- TASK DATA -
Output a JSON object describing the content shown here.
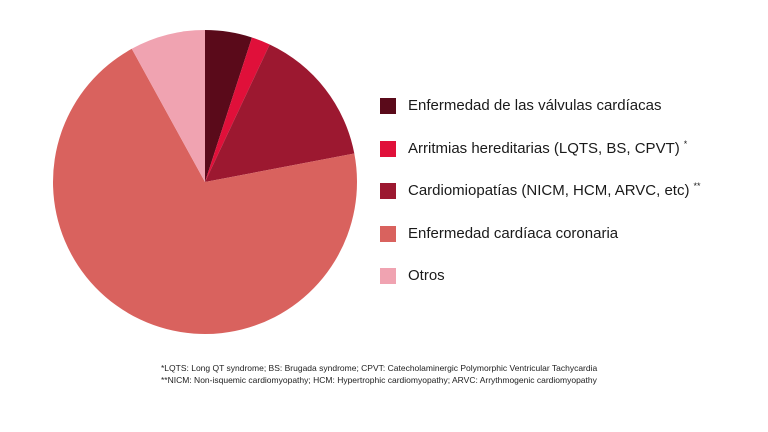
{
  "chart_data": {
    "type": "pie",
    "title": "",
    "start_angle_deg": 0,
    "direction": "clockwise",
    "slices": [
      {
        "label": "Enfermedad de las válvulas cardíacas",
        "note": "",
        "value": 5,
        "color": "#5a0a1a"
      },
      {
        "label": "Arritmias hereditarias (LQTS, BS, CPVT)",
        "note": "*",
        "value": 2,
        "color": "#e0103a"
      },
      {
        "label": "Cardiomiopatías (NICM, HCM, ARVC, etc)",
        "note": "**",
        "value": 15,
        "color": "#9c1830"
      },
      {
        "label": "Enfermedad cardíaca coronaria",
        "note": "",
        "value": 70,
        "color": "#d9625e"
      },
      {
        "label": "Otros",
        "note": "",
        "value": 8,
        "color": "#f0a3b1"
      }
    ],
    "legend_position": "right"
  },
  "footnotes": [
    "*LQTS: Long QT syndrome; BS: Brugada syndrome; CPVT: Catecholaminergic Polymorphic Ventricular Tachycardia",
    "**NICM: Non-isquemic cardiomyopathy; HCM: Hypertrophic cardiomyopathy; ARVC: Arrythmogenic cardiomyopathy"
  ]
}
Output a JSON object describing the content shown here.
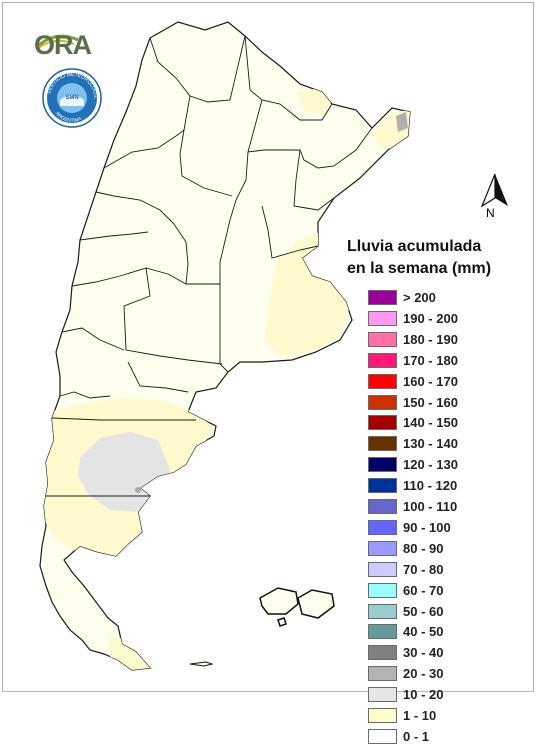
{
  "logos": {
    "ora_text": "ORA",
    "smn_top_text": "SERVICIO METEOROLOGICO NACIONAL",
    "smn_center_text": "SMN",
    "smn_bottom_text": "ARGENTINA"
  },
  "north_arrow": {
    "label": "N"
  },
  "legend": {
    "title_line1": "Lluvia acumulada",
    "title_line2": "en la semana (mm)",
    "items": [
      {
        "label": "> 200",
        "color": "#990099"
      },
      {
        "label": "190 - 200",
        "color": "#ff99ee"
      },
      {
        "label": "180 - 190",
        "color": "#ff6fa8"
      },
      {
        "label": "170 - 180",
        "color": "#ff1a75"
      },
      {
        "label": "160 - 170",
        "color": "#ff0000"
      },
      {
        "label": "150 - 160",
        "color": "#cc3300"
      },
      {
        "label": "140 - 150",
        "color": "#a30000"
      },
      {
        "label": "130 - 140",
        "color": "#663300"
      },
      {
        "label": "120 - 130",
        "color": "#000066"
      },
      {
        "label": "110 - 120",
        "color": "#003399"
      },
      {
        "label": "100 - 110",
        "color": "#6666cc"
      },
      {
        "label": "90 - 100",
        "color": "#6666ff"
      },
      {
        "label": "80 - 90",
        "color": "#9999ff"
      },
      {
        "label": "70 - 80",
        "color": "#ccccff"
      },
      {
        "label": "60 - 70",
        "color": "#99ffff"
      },
      {
        "label": "50 - 60",
        "color": "#99cccc"
      },
      {
        "label": "40 - 50",
        "color": "#669999"
      },
      {
        "label": "30 - 40",
        "color": "#808080"
      },
      {
        "label": "20 - 30",
        "color": "#b3b3b3"
      },
      {
        "label": "10 - 20",
        "color": "#e6e6e6"
      },
      {
        "label": "1 - 10",
        "color": "#ffffcc"
      },
      {
        "label": "0 - 1",
        "color": "#ffffff"
      }
    ]
  },
  "map": {
    "country_fill": "#fffff0",
    "border_color": "#1a1a1a",
    "rain_1_10_color": "#fffacd",
    "rain_10_20_color": "#e4e4e4",
    "rain_20_30_color": "#b0b0b0"
  }
}
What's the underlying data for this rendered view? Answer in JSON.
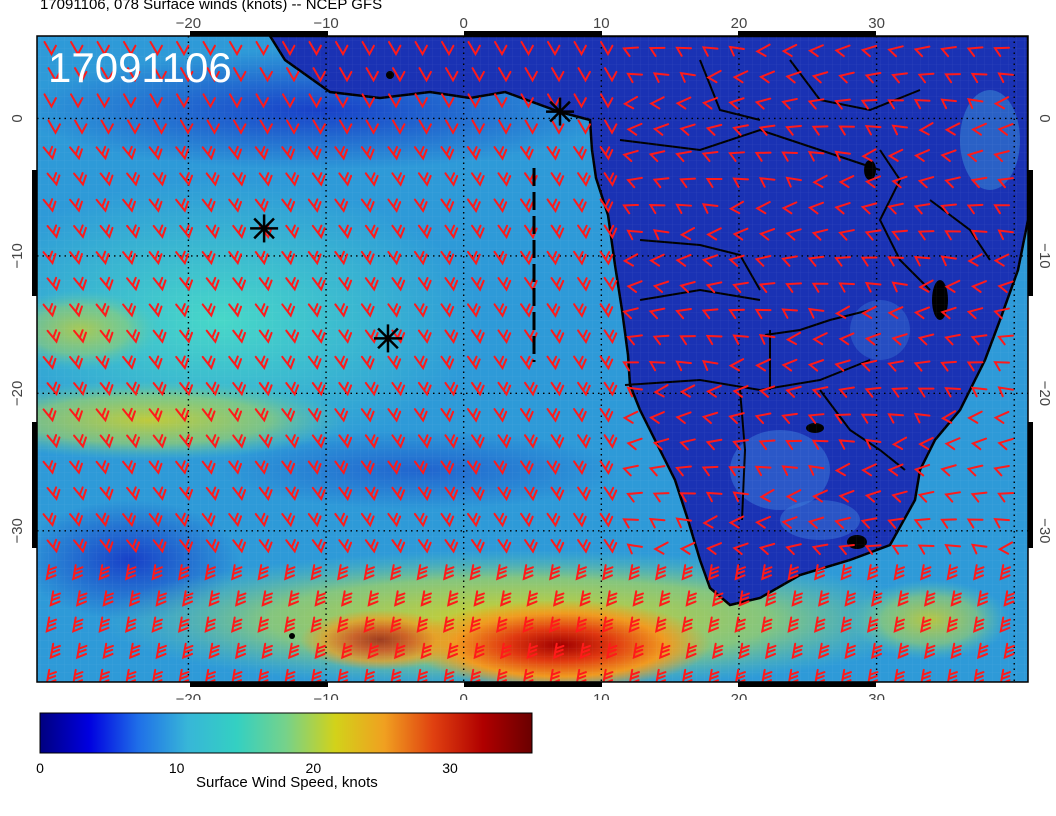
{
  "title": "17091106, 078 Surface winds (knots) -- NCEP GFS",
  "stamp": "17091106",
  "map": {
    "projection": "cylindrical equidistant",
    "lon_range": [
      -31,
      41
    ],
    "lat_range": [
      6,
      -41
    ],
    "lon_ticks": [
      -20,
      -10,
      0,
      10,
      20,
      30
    ],
    "lat_ticks": [
      0,
      -10,
      -20,
      -30
    ],
    "lon_tick_labels": [
      "−20",
      "−10",
      "0",
      "10",
      "20",
      "30"
    ],
    "lat_tick_labels": [
      "0",
      "−10",
      "−20",
      "−30"
    ],
    "grid": "dotted",
    "wind_barb_color": "#ff1a1a",
    "land_color": "#1830b8",
    "markers": [
      {
        "lon": 7,
        "lat": 0.5
      },
      {
        "lon": -14.5,
        "lat": -8
      },
      {
        "lon": -5.5,
        "lat": -16
      }
    ]
  },
  "colorbar": {
    "min": 0,
    "max": 36,
    "tick_values": [
      0,
      10,
      20,
      30
    ],
    "tick_labels": [
      "0",
      "10",
      "20",
      "30"
    ],
    "label": "Surface Wind Speed, knots",
    "stops": [
      "#00007f",
      "#0000e0",
      "#1f6fe8",
      "#37b6d8",
      "#34d0c2",
      "#76d28a",
      "#d2d21a",
      "#f0a020",
      "#e04010",
      "#b00000",
      "#6a0000"
    ]
  }
}
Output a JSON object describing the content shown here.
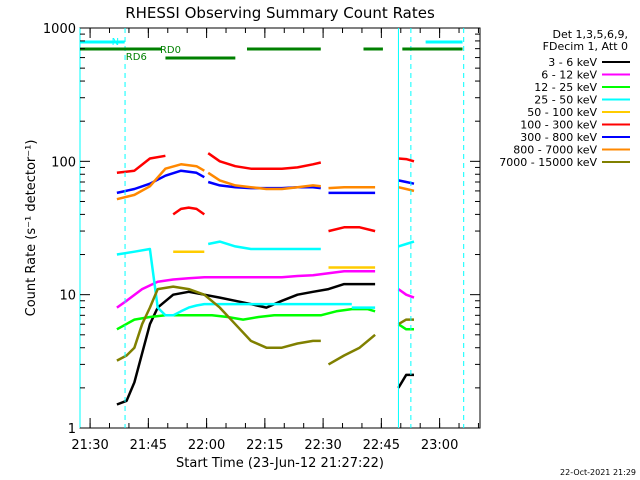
{
  "chart_data": {
    "type": "line",
    "title": "RHESSI Observing Summary Count Rates",
    "xlabel": "Start Time (23-Jun-12 21:27:22)",
    "ylabel": "Count Rate (s⁻¹ detector⁻¹)",
    "y_scale": "log",
    "ylim": [
      1,
      1000
    ],
    "xlim_minutes_after_2127": [
      0,
      103
    ],
    "x_ticks": [
      {
        "label": "21:30",
        "min": 2.6
      },
      {
        "label": "21:45",
        "min": 17.6
      },
      {
        "label": "22:00",
        "min": 32.6
      },
      {
        "label": "22:15",
        "min": 47.6
      },
      {
        "label": "22:30",
        "min": 62.6
      },
      {
        "label": "22:45",
        "min": 77.6
      },
      {
        "label": "23:00",
        "min": 92.6
      }
    ],
    "y_ticks": [
      {
        "label": "1",
        "value": 1
      },
      {
        "label": "10",
        "value": 10
      },
      {
        "label": "100",
        "value": 100
      },
      {
        "label": "1000",
        "value": 1000
      }
    ],
    "legend": {
      "placement": "right",
      "header": [
        "Det 1,3,5,6,9,",
        "FDecim 1, Att 0"
      ]
    },
    "series": [
      {
        "name": "3 - 6 keV",
        "color": "#000000",
        "segments": [
          [
            [
              9.5,
              1.5
            ],
            [
              12,
              1.6
            ],
            [
              14,
              2.2
            ],
            [
              18,
              6
            ],
            [
              20,
              8
            ],
            [
              24,
              10
            ],
            [
              28,
              10.5
            ],
            [
              32,
              10
            ],
            [
              36,
              9.5
            ],
            [
              40,
              9
            ],
            [
              44,
              8.5
            ],
            [
              48,
              8
            ],
            [
              52,
              9
            ],
            [
              56,
              10
            ],
            [
              60,
              10.5
            ],
            [
              64,
              11
            ],
            [
              68,
              12
            ],
            [
              72,
              12
            ],
            [
              76,
              12
            ]
          ],
          [
            [
              82,
              2
            ],
            [
              84,
              2.5
            ],
            [
              86,
              2.5
            ]
          ]
        ]
      },
      {
        "name": "6 - 12 keV",
        "color": "#ff00ff",
        "segments": [
          [
            [
              9.5,
              8
            ],
            [
              12,
              9
            ],
            [
              16,
              11
            ],
            [
              20,
              12.5
            ],
            [
              24,
              13
            ],
            [
              28,
              13.3
            ],
            [
              32,
              13.5
            ],
            [
              36,
              13.5
            ],
            [
              40,
              13.5
            ],
            [
              44,
              13.5
            ],
            [
              48,
              13.5
            ],
            [
              52,
              13.5
            ],
            [
              56,
              13.8
            ],
            [
              60,
              14
            ],
            [
              64,
              14.5
            ],
            [
              68,
              15
            ],
            [
              72,
              15
            ],
            [
              76,
              15
            ]
          ],
          [
            [
              82,
              11
            ],
            [
              84,
              10
            ],
            [
              86,
              9.5
            ]
          ]
        ]
      },
      {
        "name": "12 - 25 keV",
        "color": "#00ff00",
        "segments": [
          [
            [
              9.5,
              5.5
            ],
            [
              14,
              6.5
            ],
            [
              18,
              6.8
            ],
            [
              22,
              7
            ],
            [
              26,
              7
            ],
            [
              30,
              7
            ],
            [
              34,
              7
            ],
            [
              38,
              6.8
            ],
            [
              42,
              6.5
            ],
            [
              46,
              6.8
            ],
            [
              50,
              7
            ],
            [
              54,
              7
            ],
            [
              58,
              7
            ],
            [
              62,
              7
            ],
            [
              66,
              7.5
            ],
            [
              70,
              7.8
            ],
            [
              74,
              7.8
            ],
            [
              76,
              7.5
            ]
          ],
          [
            [
              82,
              6
            ],
            [
              84,
              5.5
            ],
            [
              86,
              5.5
            ]
          ]
        ]
      },
      {
        "name": "25 - 50 keV",
        "color": "#00ffff",
        "segments": [
          [
            [
              9.5,
              20
            ],
            [
              14,
              21
            ],
            [
              18,
              22
            ],
            [
              20,
              8
            ],
            [
              22,
              7
            ],
            [
              24,
              7
            ],
            [
              26,
              7.5
            ],
            [
              28,
              8
            ],
            [
              30,
              8.3
            ],
            [
              32,
              8.5
            ],
            [
              34,
              8.5
            ],
            [
              36,
              8.5
            ],
            [
              38,
              8.5
            ],
            [
              40,
              8.5
            ],
            [
              42,
              8.5
            ],
            [
              44,
              8.5
            ],
            [
              46,
              8.5
            ],
            [
              48,
              8.5
            ],
            [
              50,
              8.5
            ],
            [
              52,
              8.5
            ],
            [
              54,
              8.5
            ],
            [
              56,
              8.5
            ],
            [
              58,
              8.5
            ],
            [
              60,
              8.5
            ],
            [
              62,
              8.5
            ],
            [
              64,
              8.5
            ],
            [
              66,
              8.5
            ],
            [
              68,
              8.5
            ],
            [
              70,
              8.5
            ]
          ],
          [
            [
              33,
              24
            ],
            [
              36,
              25
            ],
            [
              40,
              23
            ],
            [
              44,
              22
            ],
            [
              48,
              22
            ],
            [
              52,
              22
            ],
            [
              56,
              22
            ],
            [
              60,
              22
            ],
            [
              62,
              22
            ]
          ],
          [
            [
              70,
              8
            ],
            [
              74,
              8
            ],
            [
              76,
              8
            ]
          ],
          [
            [
              82,
              23
            ],
            [
              84,
              24
            ],
            [
              86,
              25
            ]
          ]
        ]
      },
      {
        "name": "50 - 100 keV",
        "color": "#ffcc00",
        "segments": [
          [
            [
              24,
              21
            ],
            [
              26,
              21
            ],
            [
              28,
              21
            ],
            [
              30,
              21
            ],
            [
              32,
              21
            ]
          ],
          [
            [
              64,
              16
            ],
            [
              68,
              16
            ],
            [
              72,
              16
            ],
            [
              76,
              16
            ]
          ]
        ]
      },
      {
        "name": "100 - 300 keV",
        "color": "#ff0000",
        "segments": [
          [
            [
              9.5,
              82
            ],
            [
              14,
              85
            ],
            [
              18,
              105
            ],
            [
              22,
              110
            ]
          ],
          [
            [
              24,
              40
            ],
            [
              26,
              44
            ],
            [
              28,
              45
            ],
            [
              30,
              44
            ],
            [
              32,
              40
            ]
          ],
          [
            [
              33,
              115
            ],
            [
              36,
              100
            ],
            [
              40,
              92
            ],
            [
              44,
              88
            ],
            [
              48,
              88
            ],
            [
              52,
              88
            ],
            [
              56,
              90
            ],
            [
              60,
              95
            ],
            [
              62,
              98
            ]
          ],
          [
            [
              64,
              30
            ],
            [
              68,
              32
            ],
            [
              72,
              32
            ],
            [
              76,
              30
            ]
          ],
          [
            [
              82,
              105
            ],
            [
              84,
              104
            ],
            [
              86,
              100
            ]
          ]
        ]
      },
      {
        "name": "300 - 800 keV",
        "color": "#0000ff",
        "segments": [
          [
            [
              9.5,
              58
            ],
            [
              14,
              62
            ],
            [
              18,
              68
            ],
            [
              22,
              78
            ],
            [
              26,
              85
            ],
            [
              30,
              82
            ],
            [
              32,
              76
            ]
          ],
          [
            [
              33,
              70
            ],
            [
              36,
              66
            ],
            [
              40,
              64
            ],
            [
              44,
              63
            ],
            [
              48,
              63
            ],
            [
              52,
              63
            ],
            [
              56,
              64
            ],
            [
              60,
              64
            ],
            [
              62,
              63
            ]
          ],
          [
            [
              64,
              58
            ],
            [
              68,
              58
            ],
            [
              72,
              58
            ],
            [
              76,
              58
            ]
          ],
          [
            [
              82,
              72
            ],
            [
              84,
              70
            ],
            [
              86,
              68
            ]
          ]
        ]
      },
      {
        "name": "800 - 7000 keV",
        "color": "#ff8800",
        "segments": [
          [
            [
              9.5,
              52
            ],
            [
              14,
              56
            ],
            [
              18,
              65
            ],
            [
              22,
              88
            ],
            [
              26,
              95
            ],
            [
              30,
              92
            ],
            [
              32,
              85
            ]
          ],
          [
            [
              33,
              82
            ],
            [
              36,
              72
            ],
            [
              40,
              66
            ],
            [
              44,
              64
            ],
            [
              48,
              62
            ],
            [
              52,
              62
            ],
            [
              56,
              64
            ],
            [
              60,
              66
            ],
            [
              62,
              65
            ]
          ],
          [
            [
              64,
              63
            ],
            [
              68,
              64
            ],
            [
              72,
              64
            ],
            [
              76,
              64
            ]
          ],
          [
            [
              82,
              64
            ],
            [
              84,
              62
            ],
            [
              86,
              60
            ]
          ]
        ]
      },
      {
        "name": "7000 - 15000 keV",
        "color": "#808000",
        "segments": [
          [
            [
              9.5,
              3.2
            ],
            [
              12,
              3.5
            ],
            [
              14,
              4
            ],
            [
              16,
              6
            ],
            [
              18,
              8
            ],
            [
              20,
              11
            ],
            [
              24,
              11.5
            ],
            [
              28,
              11
            ],
            [
              32,
              10
            ],
            [
              36,
              8
            ],
            [
              40,
              6
            ],
            [
              44,
              4.5
            ],
            [
              48,
              4
            ],
            [
              52,
              4
            ],
            [
              56,
              4.3
            ],
            [
              60,
              4.5
            ],
            [
              62,
              4.5
            ]
          ],
          [
            [
              64,
              3
            ],
            [
              68,
              3.5
            ],
            [
              72,
              4
            ],
            [
              76,
              5
            ]
          ],
          [
            [
              82,
              6
            ],
            [
              84,
              6.5
            ],
            [
              86,
              6.5
            ]
          ]
        ]
      }
    ],
    "annotations": [
      {
        "label": "N",
        "color": "#00ffff",
        "bar_segments_min": [
          [
            0,
            11.5
          ],
          [
            89,
            98.5
          ]
        ]
      },
      {
        "label": "RD0",
        "color": "#008000",
        "bar_segments_min": [
          [
            0,
            21
          ],
          [
            43,
            62
          ],
          [
            73,
            78
          ],
          [
            83,
            98.5
          ]
        ]
      },
      {
        "label": "RD6",
        "color": "#008000",
        "bar_segments_min": [
          [
            22,
            40
          ]
        ]
      }
    ],
    "vlines_solid_min": [
      0,
      82
    ],
    "vlines_dashed_min": [
      11.6,
      85.2,
      98.8
    ],
    "colors": {
      "background": "#ffffff",
      "axes": "#000000"
    }
  },
  "footer_stamp": "22-Oct-2021 21:29"
}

- TASK INSTRUCTIONS -
Gather every line from the entries above where the word "right" appears, and copy them.

- TASK RESPONSE -
    "legend_position": "right"
      "placement": "right",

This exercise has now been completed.